**EXERCISE GOAL**
Show every line that has the string "document" in it.

**RAW RECORDS**
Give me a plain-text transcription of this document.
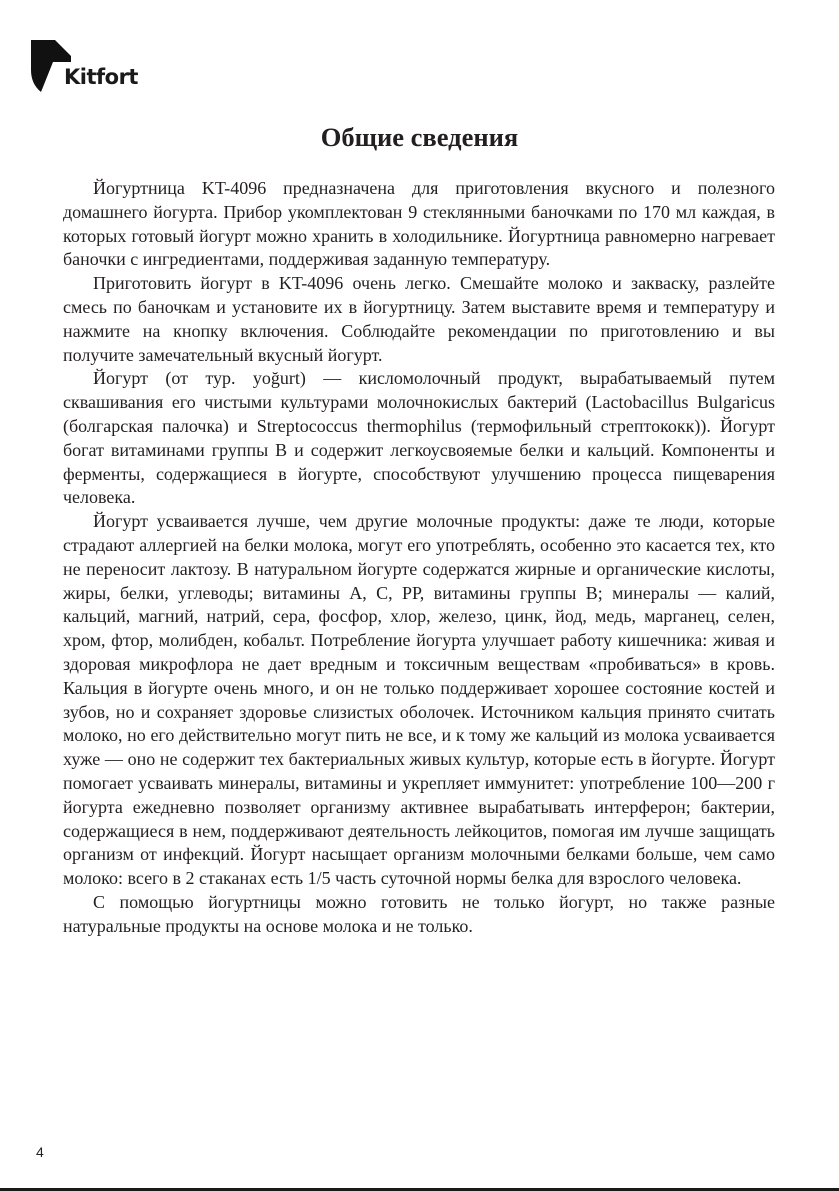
Kitfort
Общие сведения

Йогуртница KT-4096 предназначена для приготовления вкусного и полезного домашнего йогурта. Прибор укомплектован 9 стеклянными баночками по 170 мл каждая, в которых готовый йогурт можно хранить в холодильнике. Йогуртница равномерно нагревает баночки с ингредиентами, поддерживая заданную температуру.

Приготовить йогурт в KT-4096 очень легко. Смешайте молоко и закваску, разлейте смесь по баночкам и установите их в йогуртницу. Затем выставите время и температуру и нажмите на кнопку включения. Соблюдайте рекомендации по приготовлению и вы получите замечательный вкусный йогурт.

Йогурт (от тур. yoğurt) — кисломолочный продукт, вырабатываемый путем сквашивания его чистыми культурами молочнокислых бактерий (Lactobacillus Bulgaricus (болгарская палочка) и Streptococcus thermophilus (термофильный стрептококк)). Йогурт богат витаминами группы В и содержит легкоусвояемые белки и кальций. Компоненты и ферменты, содержащиеся в йогурте, способствуют улучшению процесса пищеварения человека.

Йогурт усваивается лучше, чем другие молочные продукты: даже те люди, которые страдают аллергией на белки молока, могут его употреблять, особенно это касается тех, кто не переносит лактозу. В натуральном йогурте содержатся жирные и органические кислоты, жиры, белки, углеводы; витамины А, С, РР, витамины группы В; минералы — калий, кальций, магний, натрий, сера, фосфор, хлор, железо, цинк, йод, медь, марганец, селен, хром, фтор, молибден, кобальт. Потребление йогурта улучшает работу кишечника: живая и здоровая микрофлора не дает вредным и токсичным веществам «пробиваться» в кровь. Кальция в йогурте очень много, и он не только поддерживает хорошее состояние костей и зубов, но и сохраняет здоровье слизистых оболочек. Источником кальция принято считать молоко, но его действительно могут пить не все, и к тому же кальций из молока усваивается хуже — оно не содержит тех бактериальных живых культур, которые есть в йогурте. Йогурт помогает усваивать минералы, витамины и укрепляет иммунитет: употребление 100—200 г йогурта ежедневно позволяет организму активнее вырабатывать интерферон; бактерии, содержащиеся в нем, поддерживают деятельность лейкоцитов, помогая им лучше защищать организм от инфекций. Йогурт насыщает организм молочными белками больше, чем само молоко: всего в 2 стаканах есть 1/5 часть суточной нормы белка для взрослого человека.

С помощью йогуртницы можно готовить не только йогурт, но также разные натуральные продукты на основе молока и не только.

4
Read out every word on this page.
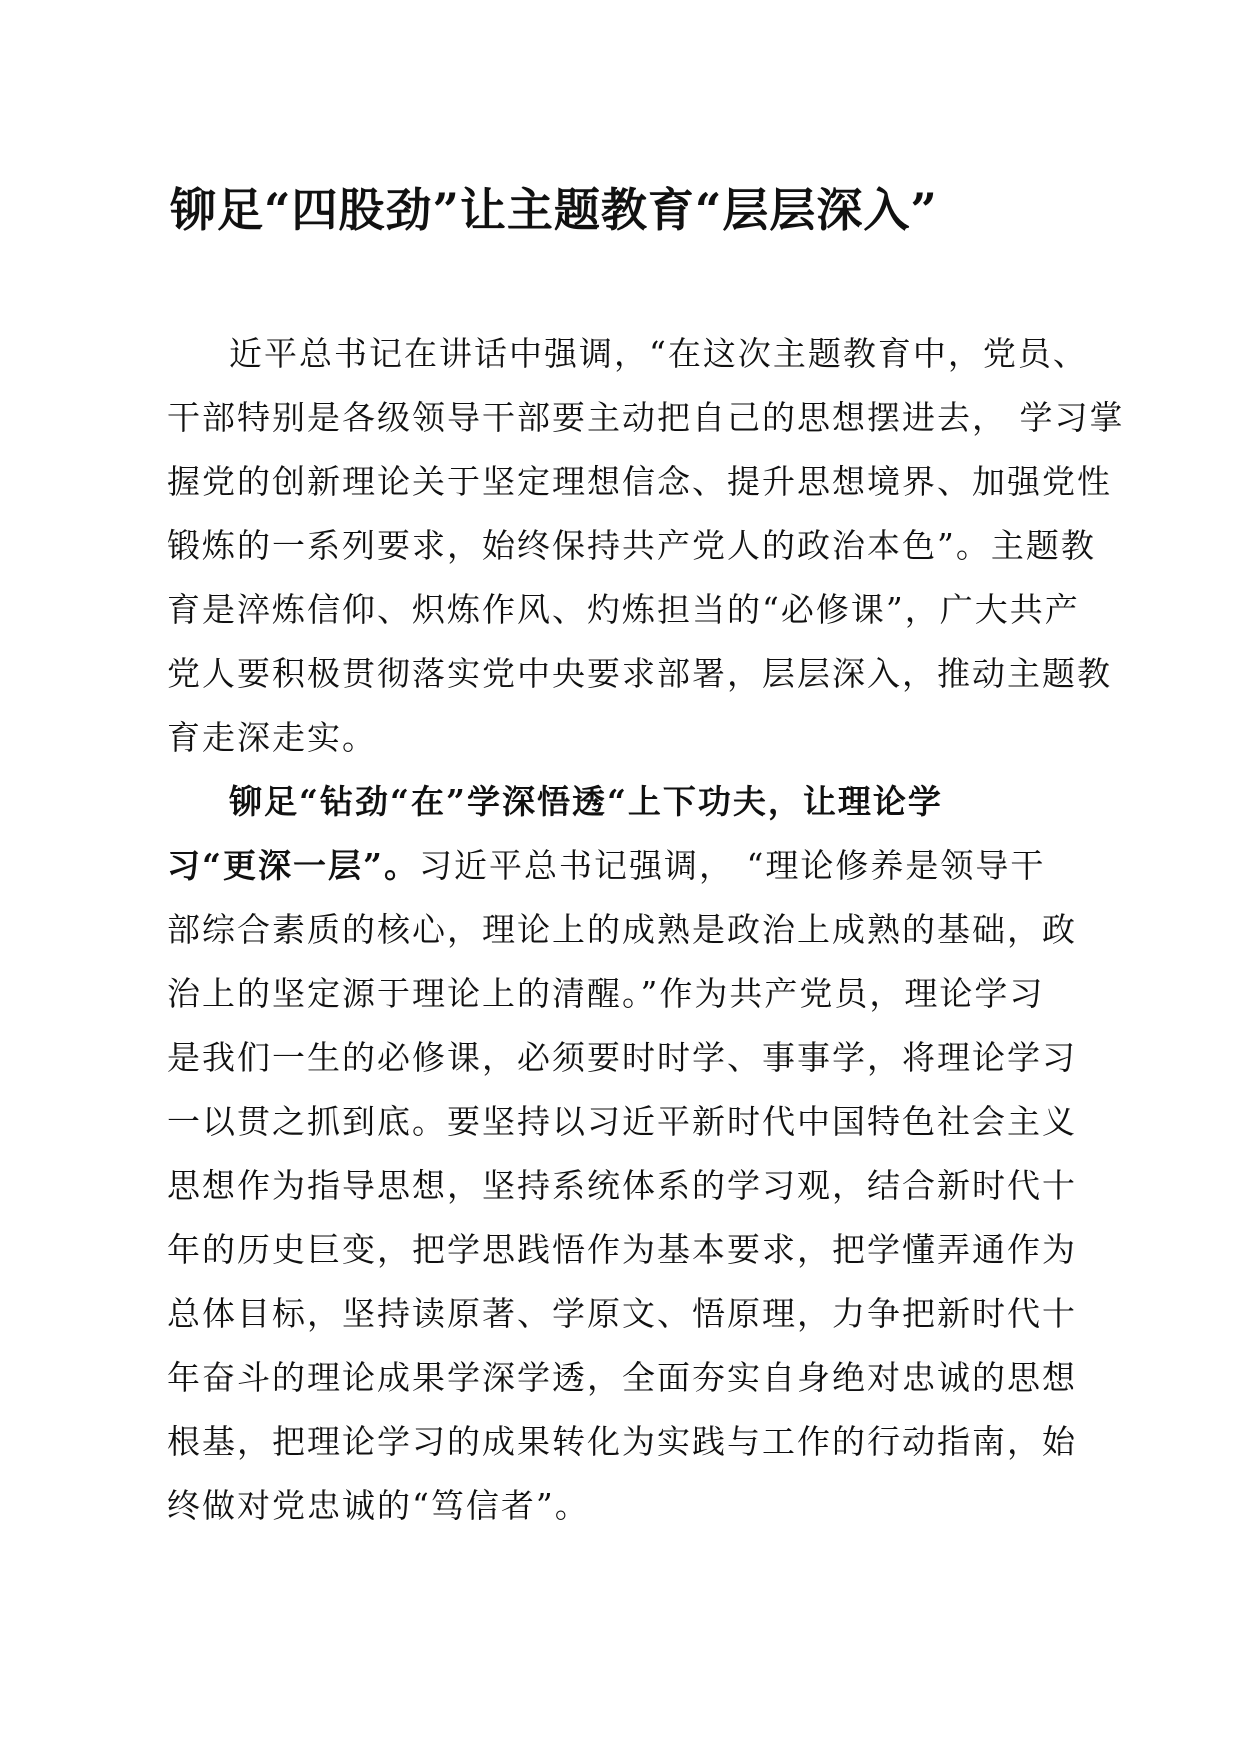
铆足“四股劲”让主题教育“层层深入”
近平总书记在讲话中强调，“在这次主题教育中，党员、
干部特别是各级领导干部要主动把自己的思想摆进去， 学习掌
握党的创新理论关于坚定理想信念、提升思想境界、加强党性
锻炼的一系列要求，始终保持共产党人的政治本色”。主题教
育是淬炼信仰、炽炼作风、灼炼担当的“必修课”，广大共产
党人要积极贯彻落实党中央要求部署，层层深入，推动主题教
育走深走实。
铆足“钻劲“在”学深悟透“上下功夫，让理论学
习“更深一层”。习近平总书记强调， “理论修养是领导干
部综合素质的核心，理论上的成熟是政治上成熟的基础，政
治上的坚定源于理论上的清醒。”作为共产党员，理论学习
是我们一生的必修课，必须要时时学、事事学，将理论学习
一以贯之抓到底。要坚持以习近平新时代中国特色社会主义
思想作为指导思想，坚持系统体系的学习观，结合新时代十
年的历史巨变，把学思践悟作为基本要求，把学懂弄通作为
总体目标，坚持读原著、学原文、悟原理，力争把新时代十
年奋斗的理论成果学深学透，全面夯实自身绝对忠诚的思想
根基，把理论学习的成果转化为实践与工作的行动指南，始
终做对党忠诚的“笃信者”。
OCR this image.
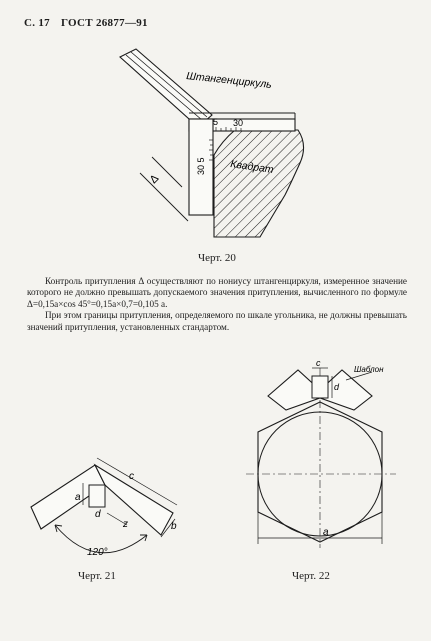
С. 17 ГОСТ 26877—91
Штангенциркуль
Квадрат
5 30
30 5
Δ
Черт. 20

Контроль притупления Δ осуществляют по нониусу штангенциркуля, измеренное значение которого не должно превышать допускаемого значения притупления, вычисленного по формуле Δ=0,15a×cos 45°=0,15a×0,7=0,105 a.

При этом границы притупления, определяемого по шкале угольника, не должны превышать значений притупления, установленных стандартом.

c
a
d
z	b
120°
Черт. 21
Шаблон
c
d
a
Черт. 22
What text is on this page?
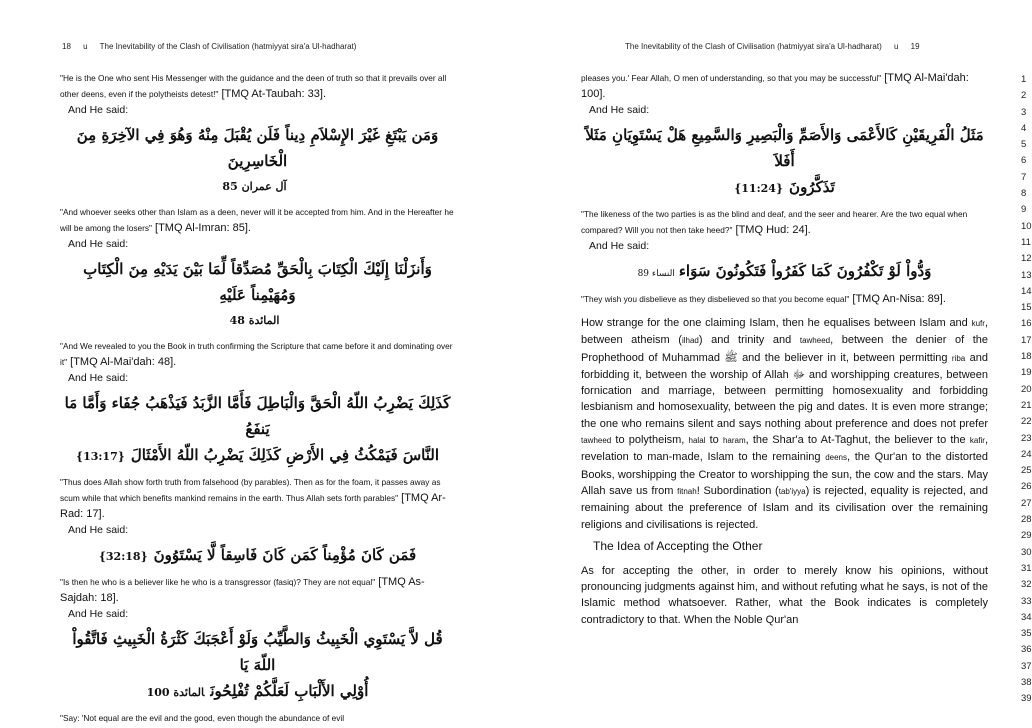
18 u The Inevitability of the Clash of Civilisation (hatmiyyat sira'a Ul-hadharat)

"He is the One who sent His Messenger with the guidance and the deen of truth so that it prevails over all other deens, even if the polytheists detest!" [TMQ At-Taubah: 33].

And He said:

وَمَن يَبْتَغِ غَيْرَ الإِسْلاَمِ دِيناً فَلَن يُقْبَلَ مِنْهُ وَهُوَ فِي الآخِرَةِ مِنَ الْخَاسِرِينَ
آل عمران 85

"And whoever seeks other than Islam as a deen, never will it be accepted from him. And in the Hereafter he will be among the losers" [TMQ Al-Imran: 85].

And He said:

وَأَنزَلْنَا إِلَيْكَ الْكِتَابَ بِالْحَقِّ مُصَدِّقاً لِّمَا بَيْنَ يَدَيْهِ مِنَ الْكِتَابِ وَمُهَيْمِناً عَلَيْهِ
المائدة 48

"And We revealed to you the Book in truth confirming the Scripture that came before it and dominating over it" [TMQ Al-Mai'dah: 48].

And He said:

كَذَلِكَ يَضْرِبُ اللّهُ الْحَقَّ وَالْبَاطِلَ فَأَمَّا الزَّبَدُ فَيَذْهَبُ جُفَاء وَأَمَّا مَا يَنفَعُ
النَّاسَ فَيَمْكُثُ فِي الأَرْضِ كَذَلِكَ يَضْرِبُ اللّهُ الأَمْثَالَ{13:17}

"Thus does Allah show forth truth from falsehood (by parables). Then as for the foam, it passes away as scum while that which benefits mankind remains in the earth. Thus Allah sets forth parables" [TMQ Ar-Rad: 17].

And He said:

فَمَن كَانَ مُؤْمِناً كَمَن كَانَ فَاسِقاً لَّا يَسْتَوُونَ{32:18}

"Is then he who is a believer like he who is a transgressor (fasiq)? They are not equal" [TMQ As-Sajdah: 18].

And He said:

قُل لاَّ يَسْتَوِي الْخَبِيثُ وَالطَّيِّبُ وَلَوْ أَعْجَبَكَ كَثْرَةُ الْخَبِيثِ فَاتَّقُواْ اللّهَ يَا
أُوْلِي الأَلْبَابِ لَعَلَّكُمْ تُفْلِحُونَالمائدة 100

"Say: 'Not equal are the evil and the good, even though the abundance of evil

The Inevitability of the Clash of Civilisation (hatmiyyat sira'a Ul-hadharat) u 19

pleases you.' Fear Allah, O men of understanding, so that you may be successful" [TMQ Al-Mai'dah: 100].

And He said:

مَثَلُ الْفَرِيقَيْنِ كَالأَعْمَى وَالأَصَمِّ وَالْبَصِيرِ وَالسَّمِيعِ هَلْ يَسْتَوِيَانِ مَثَلاً أَفَلاَ
تَذَكَّرُونَ{11:24}

"The likeness of the two parties is as the blind and deaf, and the seer and hearer. Are the two equal when compared? Will you not then take heed?" [TMQ Hud: 24].

And He said:

وَدُّواْ لَوْ تَكْفُرُونَ كَمَا كَفَرُواْ فَتَكُونُونَ سَوَاءالنساء 89

"They wish you disbelieve as they disbelieved so that you become equal" [TMQ An-Nisa: 89].

How strange for the one claiming Islam, then he equalises between Islam and kufr, between atheism (ilhad) and trinity and tawheed, between the denier of the Prophethood of Muhammad ﷺ and the believer in it, between permitting riba and forbidding it, between the worship of Allah ﷻ and worshipping creatures, between fornication and marriage, between permitting homosexuality and forbidding lesbianism and homosexuality, between the pig and dates. It is even more strange; the one who remains silent and says nothing about preference and does not prefer tawheed to polytheism, halal to haram, the Shar'a to At-Taghut, the believer to the kafir, revelation to man-made, Islam to the remaining deens, the Qur'an to the distorted Books, worshipping the Creator to worshipping the sun, the cow and the stars. May Allah save us from fitnah! Subordination (tab'iyya) is rejected, equality is rejected, and remaining about the preference of Islam and its civilisation over the remaining religions and civilisations is rejected.

The Idea of Accepting the Other

As for accepting the other, in order to merely know his opinions, without pronouncing judgments against him, and without refuting what he says, is not of the Islamic method whatsoever. Rather, what the Book indicates is completely contradictory to that. When the Noble Qur'an

1
2
3
4
5
6
7
8
9
10
11
12
13
14
15
16
17
18
19
20
21
22
23
24
25
26
27
28
29
30
31
32
33
34
35
36
37
38
39
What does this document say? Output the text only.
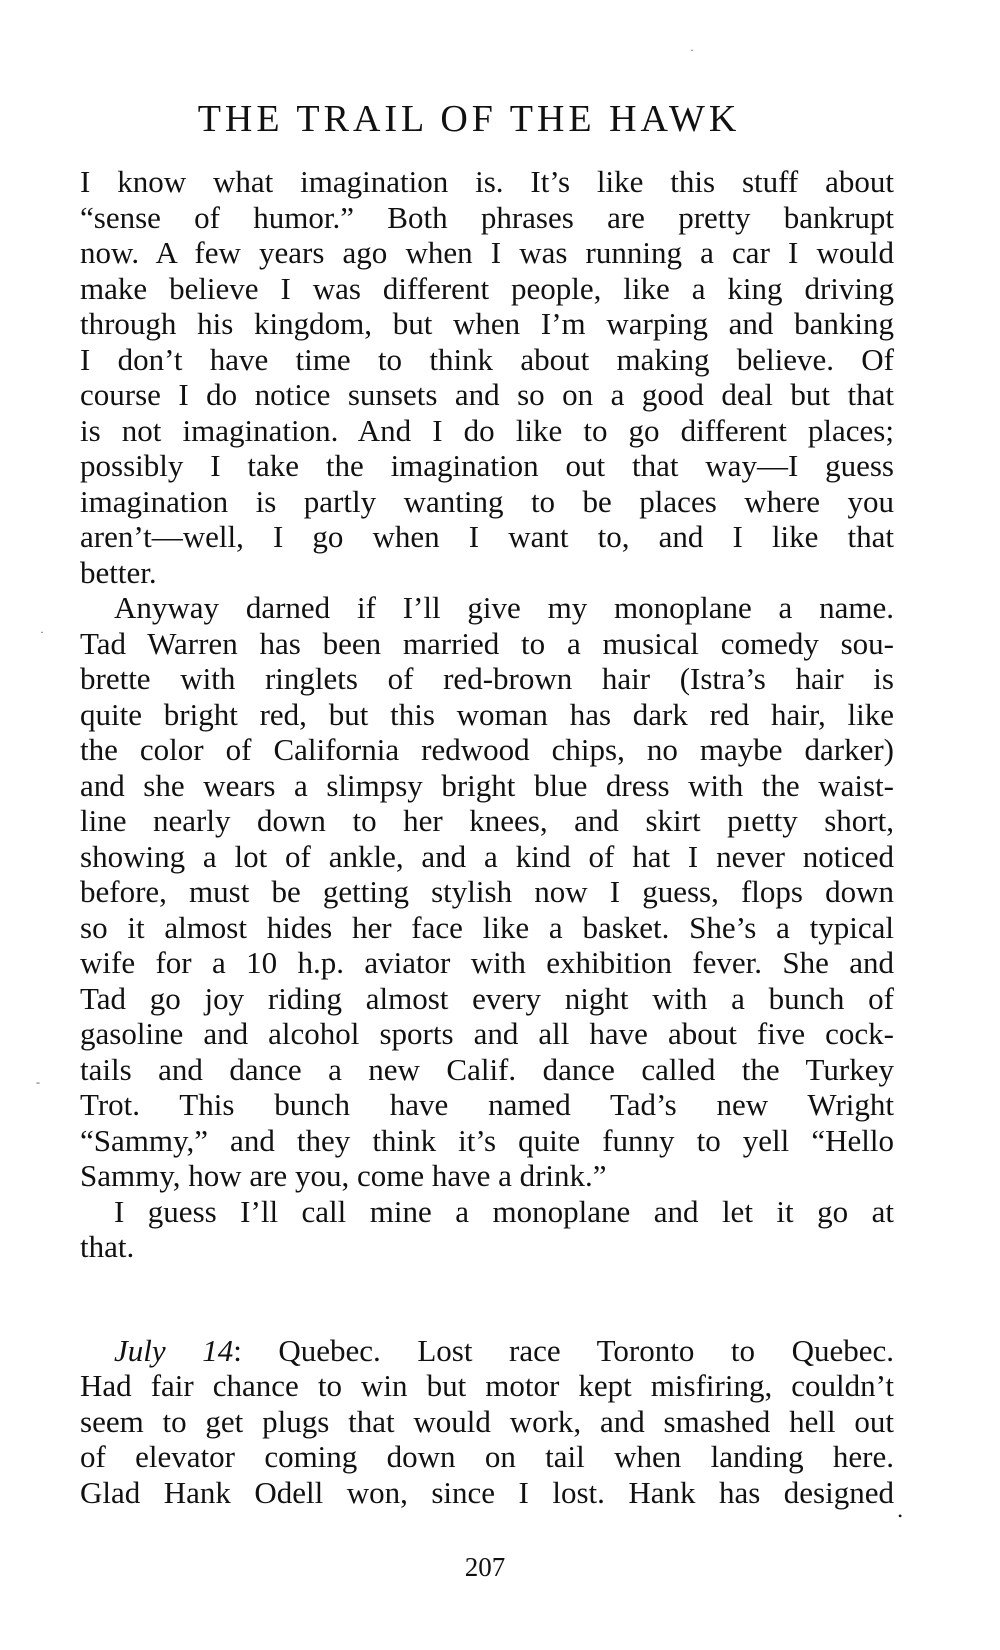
THE TRAIL OF THE HAWK
I know what imagination is. It’s like this stuff about
“sense of humor.” Both phrases are pretty bankrupt
now. A few years ago when I was running a car I would
make believe I was different people, like a king driving
through his kingdom, but when I’m warping and banking
I don’t have time to think about making believe. Of
course I do notice sunsets and so on a good deal but that
is not imagination. And I do like to go different places;
possibly I take the imagination out that way—I guess
imagination is partly wanting to be places where you
aren’t—well, I go when I want to, and I like that
better.
Anyway darned if I’ll give my monoplane a name.
Tad Warren has been married to a musical comedy sou-
brette with ringlets of red-brown hair (Istra’s hair is
quite bright red, but this woman has dark red hair, like
the color of California redwood chips, no maybe darker)
and she wears a slimpsy bright blue dress with the waist-
line nearly down to her knees, and skirt pıetty short,
showing a lot of ankle, and a kind of hat I never noticed
before, must be getting stylish now I guess, flops down
so it almost hides her face like a basket. She’s a typical
wife for a 10 h.p. aviator with exhibition fever. She and
Tad go joy riding almost every night with a bunch of
gasoline and alcohol sports and all have about five cock-
tails and dance a new Calif. dance called the Turkey
Trot. This bunch have named Tad’s new Wright
“Sammy,” and they think it’s quite funny to yell “Hello
Sammy, how are you, come have a drink.”
I guess I’ll call mine a monoplane and let it go at
that.
July 14: Quebec. Lost race Toronto to Quebec.
Had fair chance to win but motor kept misfiring, couldn’t
seem to get plugs that would work, and smashed hell out
of elevator coming down on tail when landing here.
Glad Hank Odell won, since I lost. Hank has designed
207
·
·
-
•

**RESPONSE TO THE TASK**
Give me a plain-text transcription of this document.
What does this document say? Output the text only.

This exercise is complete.